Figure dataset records

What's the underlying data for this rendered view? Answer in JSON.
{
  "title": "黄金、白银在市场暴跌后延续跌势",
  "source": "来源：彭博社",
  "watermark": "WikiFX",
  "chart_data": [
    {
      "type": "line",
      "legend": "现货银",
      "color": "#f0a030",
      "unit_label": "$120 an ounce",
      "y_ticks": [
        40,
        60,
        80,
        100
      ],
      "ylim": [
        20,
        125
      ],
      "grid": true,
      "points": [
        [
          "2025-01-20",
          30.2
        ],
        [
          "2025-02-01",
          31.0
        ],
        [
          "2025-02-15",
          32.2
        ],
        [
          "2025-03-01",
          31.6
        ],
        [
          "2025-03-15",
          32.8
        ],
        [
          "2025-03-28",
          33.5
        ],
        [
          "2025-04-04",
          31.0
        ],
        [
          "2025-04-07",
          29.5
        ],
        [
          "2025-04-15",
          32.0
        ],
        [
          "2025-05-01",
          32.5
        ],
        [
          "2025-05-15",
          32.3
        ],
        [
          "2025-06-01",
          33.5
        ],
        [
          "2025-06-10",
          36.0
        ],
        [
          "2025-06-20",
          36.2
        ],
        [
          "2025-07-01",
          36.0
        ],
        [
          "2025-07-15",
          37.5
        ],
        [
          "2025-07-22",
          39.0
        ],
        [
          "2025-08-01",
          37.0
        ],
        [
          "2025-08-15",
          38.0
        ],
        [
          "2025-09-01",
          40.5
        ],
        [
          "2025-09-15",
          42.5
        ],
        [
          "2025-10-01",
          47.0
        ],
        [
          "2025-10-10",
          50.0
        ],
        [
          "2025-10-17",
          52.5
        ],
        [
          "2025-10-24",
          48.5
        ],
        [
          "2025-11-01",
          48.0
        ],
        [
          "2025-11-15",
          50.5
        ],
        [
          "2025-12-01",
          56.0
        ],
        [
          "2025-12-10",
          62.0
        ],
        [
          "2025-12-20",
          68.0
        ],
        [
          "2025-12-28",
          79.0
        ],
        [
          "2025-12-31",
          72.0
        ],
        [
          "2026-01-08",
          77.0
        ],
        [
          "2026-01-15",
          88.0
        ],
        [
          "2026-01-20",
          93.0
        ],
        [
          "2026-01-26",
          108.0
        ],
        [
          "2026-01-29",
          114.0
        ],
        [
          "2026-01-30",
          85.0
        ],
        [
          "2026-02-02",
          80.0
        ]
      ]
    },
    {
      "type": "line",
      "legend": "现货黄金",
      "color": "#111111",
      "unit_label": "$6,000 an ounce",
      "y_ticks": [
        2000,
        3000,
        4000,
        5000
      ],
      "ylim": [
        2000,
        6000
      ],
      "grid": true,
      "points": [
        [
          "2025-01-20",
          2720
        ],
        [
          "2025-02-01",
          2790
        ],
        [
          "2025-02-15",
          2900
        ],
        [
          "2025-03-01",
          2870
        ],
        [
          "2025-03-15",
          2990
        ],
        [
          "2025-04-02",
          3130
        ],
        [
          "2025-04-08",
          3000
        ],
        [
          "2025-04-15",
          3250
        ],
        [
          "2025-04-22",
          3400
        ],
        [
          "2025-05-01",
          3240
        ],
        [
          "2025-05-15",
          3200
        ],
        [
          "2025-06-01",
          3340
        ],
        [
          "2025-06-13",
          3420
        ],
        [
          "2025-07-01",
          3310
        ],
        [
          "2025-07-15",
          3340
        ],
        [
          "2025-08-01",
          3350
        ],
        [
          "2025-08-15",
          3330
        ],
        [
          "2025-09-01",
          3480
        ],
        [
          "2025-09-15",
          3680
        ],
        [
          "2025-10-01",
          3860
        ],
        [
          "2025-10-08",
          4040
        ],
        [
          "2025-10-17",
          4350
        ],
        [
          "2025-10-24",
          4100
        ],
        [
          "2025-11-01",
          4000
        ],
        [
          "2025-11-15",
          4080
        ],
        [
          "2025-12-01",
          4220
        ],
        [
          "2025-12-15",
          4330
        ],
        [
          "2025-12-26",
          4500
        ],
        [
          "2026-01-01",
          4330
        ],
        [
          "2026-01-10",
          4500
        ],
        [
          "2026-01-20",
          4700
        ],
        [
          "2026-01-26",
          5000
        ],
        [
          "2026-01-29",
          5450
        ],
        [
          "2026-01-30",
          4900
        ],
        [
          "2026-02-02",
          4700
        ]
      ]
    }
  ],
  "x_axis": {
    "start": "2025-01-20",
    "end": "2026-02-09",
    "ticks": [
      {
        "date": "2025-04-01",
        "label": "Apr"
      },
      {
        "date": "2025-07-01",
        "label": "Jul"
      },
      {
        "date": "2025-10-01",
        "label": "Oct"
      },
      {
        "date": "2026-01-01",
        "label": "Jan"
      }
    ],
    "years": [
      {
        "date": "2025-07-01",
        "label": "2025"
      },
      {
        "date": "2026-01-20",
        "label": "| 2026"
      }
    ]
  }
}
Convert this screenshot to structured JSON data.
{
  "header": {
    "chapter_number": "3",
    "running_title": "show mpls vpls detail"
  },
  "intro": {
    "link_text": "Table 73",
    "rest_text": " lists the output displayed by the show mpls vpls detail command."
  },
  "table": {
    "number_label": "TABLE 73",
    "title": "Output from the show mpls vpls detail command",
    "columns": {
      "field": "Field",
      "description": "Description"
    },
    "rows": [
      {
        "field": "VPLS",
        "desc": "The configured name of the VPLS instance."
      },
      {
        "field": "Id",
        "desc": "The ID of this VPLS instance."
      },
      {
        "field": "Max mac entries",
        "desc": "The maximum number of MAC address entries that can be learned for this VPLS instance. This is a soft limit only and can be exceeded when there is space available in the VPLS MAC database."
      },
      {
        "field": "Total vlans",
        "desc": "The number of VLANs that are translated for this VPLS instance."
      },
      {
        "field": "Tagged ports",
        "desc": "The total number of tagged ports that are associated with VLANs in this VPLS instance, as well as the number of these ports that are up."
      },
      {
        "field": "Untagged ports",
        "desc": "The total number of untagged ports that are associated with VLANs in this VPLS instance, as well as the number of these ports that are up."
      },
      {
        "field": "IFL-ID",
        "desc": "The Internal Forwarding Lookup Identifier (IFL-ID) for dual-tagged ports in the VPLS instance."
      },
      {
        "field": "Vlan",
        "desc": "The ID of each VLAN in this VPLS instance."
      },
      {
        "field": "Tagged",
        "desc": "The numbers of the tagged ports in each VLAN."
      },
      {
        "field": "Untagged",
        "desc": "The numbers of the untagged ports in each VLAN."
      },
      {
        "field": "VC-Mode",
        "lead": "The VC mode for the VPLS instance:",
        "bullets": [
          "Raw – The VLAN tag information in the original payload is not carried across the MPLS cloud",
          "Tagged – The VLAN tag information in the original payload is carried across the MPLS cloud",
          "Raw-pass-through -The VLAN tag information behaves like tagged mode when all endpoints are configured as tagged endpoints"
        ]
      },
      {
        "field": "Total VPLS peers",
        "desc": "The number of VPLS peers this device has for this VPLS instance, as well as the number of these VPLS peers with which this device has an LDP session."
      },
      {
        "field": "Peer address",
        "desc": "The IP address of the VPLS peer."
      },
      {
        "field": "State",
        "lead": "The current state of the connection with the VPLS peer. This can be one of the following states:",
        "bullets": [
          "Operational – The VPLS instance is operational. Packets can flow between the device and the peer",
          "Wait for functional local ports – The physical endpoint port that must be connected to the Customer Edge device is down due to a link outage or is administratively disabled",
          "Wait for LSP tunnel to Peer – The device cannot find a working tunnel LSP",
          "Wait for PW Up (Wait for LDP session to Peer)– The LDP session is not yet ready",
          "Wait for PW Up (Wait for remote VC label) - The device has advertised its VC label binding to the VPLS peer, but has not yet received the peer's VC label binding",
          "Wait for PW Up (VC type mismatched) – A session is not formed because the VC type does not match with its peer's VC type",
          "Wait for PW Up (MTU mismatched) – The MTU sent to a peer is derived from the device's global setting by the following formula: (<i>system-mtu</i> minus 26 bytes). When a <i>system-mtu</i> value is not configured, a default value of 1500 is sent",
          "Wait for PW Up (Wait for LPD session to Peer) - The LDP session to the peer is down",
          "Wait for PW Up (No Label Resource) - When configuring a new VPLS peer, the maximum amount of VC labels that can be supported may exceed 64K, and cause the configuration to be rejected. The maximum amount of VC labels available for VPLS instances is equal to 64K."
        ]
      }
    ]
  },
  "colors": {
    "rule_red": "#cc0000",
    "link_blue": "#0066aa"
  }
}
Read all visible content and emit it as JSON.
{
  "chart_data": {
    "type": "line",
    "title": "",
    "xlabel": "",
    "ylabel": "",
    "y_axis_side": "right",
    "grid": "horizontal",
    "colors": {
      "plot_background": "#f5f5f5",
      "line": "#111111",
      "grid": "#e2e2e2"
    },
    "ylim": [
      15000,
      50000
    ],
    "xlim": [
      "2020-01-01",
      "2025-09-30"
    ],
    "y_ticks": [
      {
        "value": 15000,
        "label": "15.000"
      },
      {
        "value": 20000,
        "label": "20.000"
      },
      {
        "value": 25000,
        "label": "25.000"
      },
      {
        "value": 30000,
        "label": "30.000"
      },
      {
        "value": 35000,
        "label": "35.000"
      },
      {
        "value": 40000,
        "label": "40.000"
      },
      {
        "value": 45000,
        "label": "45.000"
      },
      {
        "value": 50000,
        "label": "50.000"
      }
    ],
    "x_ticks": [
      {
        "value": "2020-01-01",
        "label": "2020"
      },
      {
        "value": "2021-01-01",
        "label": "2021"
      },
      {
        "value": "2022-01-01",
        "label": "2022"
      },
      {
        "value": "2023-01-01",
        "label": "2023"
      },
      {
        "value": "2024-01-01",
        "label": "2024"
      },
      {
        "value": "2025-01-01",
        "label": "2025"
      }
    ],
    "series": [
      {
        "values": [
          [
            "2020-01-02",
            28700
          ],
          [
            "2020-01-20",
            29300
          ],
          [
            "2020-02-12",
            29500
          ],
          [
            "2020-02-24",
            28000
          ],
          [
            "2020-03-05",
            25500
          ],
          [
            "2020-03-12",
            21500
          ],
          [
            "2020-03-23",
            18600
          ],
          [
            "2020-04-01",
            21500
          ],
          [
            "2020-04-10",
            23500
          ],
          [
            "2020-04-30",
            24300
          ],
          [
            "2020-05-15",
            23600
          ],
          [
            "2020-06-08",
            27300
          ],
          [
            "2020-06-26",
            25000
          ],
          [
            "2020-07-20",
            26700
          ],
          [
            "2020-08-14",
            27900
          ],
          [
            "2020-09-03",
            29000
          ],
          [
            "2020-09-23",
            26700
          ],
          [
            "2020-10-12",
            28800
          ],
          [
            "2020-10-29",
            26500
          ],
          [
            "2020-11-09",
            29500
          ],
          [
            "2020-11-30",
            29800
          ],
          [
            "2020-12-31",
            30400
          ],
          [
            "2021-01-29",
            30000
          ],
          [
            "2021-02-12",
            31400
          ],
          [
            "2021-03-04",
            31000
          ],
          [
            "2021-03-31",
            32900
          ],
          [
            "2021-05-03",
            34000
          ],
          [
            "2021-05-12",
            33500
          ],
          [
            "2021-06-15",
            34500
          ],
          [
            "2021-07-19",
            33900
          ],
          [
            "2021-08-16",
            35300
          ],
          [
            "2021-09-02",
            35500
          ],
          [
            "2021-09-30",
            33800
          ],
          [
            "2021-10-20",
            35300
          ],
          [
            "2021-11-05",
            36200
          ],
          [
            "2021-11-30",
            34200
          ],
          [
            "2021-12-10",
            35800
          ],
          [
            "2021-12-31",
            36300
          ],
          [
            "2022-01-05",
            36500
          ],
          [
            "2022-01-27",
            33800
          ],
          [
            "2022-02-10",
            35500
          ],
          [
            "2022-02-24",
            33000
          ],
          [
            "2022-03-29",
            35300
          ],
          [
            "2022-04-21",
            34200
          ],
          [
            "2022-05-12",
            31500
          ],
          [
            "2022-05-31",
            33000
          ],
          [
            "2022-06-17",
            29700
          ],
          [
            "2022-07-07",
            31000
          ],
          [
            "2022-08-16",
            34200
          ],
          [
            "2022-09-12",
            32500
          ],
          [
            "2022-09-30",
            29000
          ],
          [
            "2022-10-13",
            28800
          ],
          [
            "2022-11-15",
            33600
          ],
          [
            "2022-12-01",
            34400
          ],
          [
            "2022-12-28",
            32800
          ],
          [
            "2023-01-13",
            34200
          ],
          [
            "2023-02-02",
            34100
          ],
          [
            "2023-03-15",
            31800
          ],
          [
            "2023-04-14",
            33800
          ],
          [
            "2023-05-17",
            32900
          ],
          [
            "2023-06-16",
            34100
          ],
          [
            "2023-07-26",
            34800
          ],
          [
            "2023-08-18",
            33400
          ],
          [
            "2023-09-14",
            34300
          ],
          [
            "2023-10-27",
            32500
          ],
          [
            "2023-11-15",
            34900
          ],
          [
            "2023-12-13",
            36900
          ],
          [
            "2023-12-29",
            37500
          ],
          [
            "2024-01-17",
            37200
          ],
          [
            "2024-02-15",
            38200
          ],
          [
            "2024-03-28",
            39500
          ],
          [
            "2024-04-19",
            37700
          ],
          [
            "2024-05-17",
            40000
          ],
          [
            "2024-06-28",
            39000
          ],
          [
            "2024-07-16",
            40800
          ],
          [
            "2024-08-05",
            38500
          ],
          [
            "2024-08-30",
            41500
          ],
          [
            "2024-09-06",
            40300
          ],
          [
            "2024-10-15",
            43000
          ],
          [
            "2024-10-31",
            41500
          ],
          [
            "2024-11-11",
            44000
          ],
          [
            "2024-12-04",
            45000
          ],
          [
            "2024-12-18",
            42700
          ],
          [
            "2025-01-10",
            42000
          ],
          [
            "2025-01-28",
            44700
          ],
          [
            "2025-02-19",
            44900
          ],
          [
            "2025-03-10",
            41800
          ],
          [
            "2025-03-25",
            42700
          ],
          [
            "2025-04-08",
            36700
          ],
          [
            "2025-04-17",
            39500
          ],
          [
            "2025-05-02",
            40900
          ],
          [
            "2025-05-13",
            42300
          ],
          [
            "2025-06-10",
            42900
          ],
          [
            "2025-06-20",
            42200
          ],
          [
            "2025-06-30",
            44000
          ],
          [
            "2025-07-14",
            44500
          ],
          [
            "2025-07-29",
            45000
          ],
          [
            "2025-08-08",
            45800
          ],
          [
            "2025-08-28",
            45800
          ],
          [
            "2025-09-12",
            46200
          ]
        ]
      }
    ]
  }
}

• _WHAT TO PRODUCE_
Read the lines above. Gather those in which the string "type" is found.

• _ANSWER TO THIS TASK_
      "type": "line",
      "type": "line",
          "Wait for PW Up (VC type mismatched) – A session is not formed because the VC type does not match with its peer's VC type",
    "type": "line",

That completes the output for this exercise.